§ **Records excerpted from a collection**:
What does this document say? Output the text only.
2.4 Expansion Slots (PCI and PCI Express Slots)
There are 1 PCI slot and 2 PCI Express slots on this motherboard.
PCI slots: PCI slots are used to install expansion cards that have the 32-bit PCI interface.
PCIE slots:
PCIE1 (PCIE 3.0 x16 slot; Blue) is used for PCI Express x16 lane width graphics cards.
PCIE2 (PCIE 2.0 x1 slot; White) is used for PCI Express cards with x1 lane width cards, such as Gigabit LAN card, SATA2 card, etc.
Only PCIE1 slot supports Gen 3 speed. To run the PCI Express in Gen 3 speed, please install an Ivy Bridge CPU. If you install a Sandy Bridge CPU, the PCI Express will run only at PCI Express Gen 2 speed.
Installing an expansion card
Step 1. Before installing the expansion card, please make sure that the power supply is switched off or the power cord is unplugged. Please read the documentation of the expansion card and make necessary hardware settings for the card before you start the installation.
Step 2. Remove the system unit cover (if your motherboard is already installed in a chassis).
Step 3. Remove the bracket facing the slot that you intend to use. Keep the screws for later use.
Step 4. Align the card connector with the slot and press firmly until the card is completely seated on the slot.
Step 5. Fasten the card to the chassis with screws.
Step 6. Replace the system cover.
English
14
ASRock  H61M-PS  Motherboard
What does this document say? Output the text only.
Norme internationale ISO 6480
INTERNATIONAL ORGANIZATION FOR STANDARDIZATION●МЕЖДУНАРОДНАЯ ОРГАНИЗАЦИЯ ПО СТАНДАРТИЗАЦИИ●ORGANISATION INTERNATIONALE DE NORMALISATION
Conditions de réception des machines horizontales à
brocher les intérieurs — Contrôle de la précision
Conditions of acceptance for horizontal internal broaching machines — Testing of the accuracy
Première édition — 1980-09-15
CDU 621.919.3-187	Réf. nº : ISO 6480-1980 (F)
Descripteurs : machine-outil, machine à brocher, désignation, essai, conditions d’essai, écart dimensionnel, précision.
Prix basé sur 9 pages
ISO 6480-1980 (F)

§ **REQUIRED WORK**: Your answer should be a single number: the count of lines holding the word "cover".

§ **SOLUTION TO THIS TASK**: 2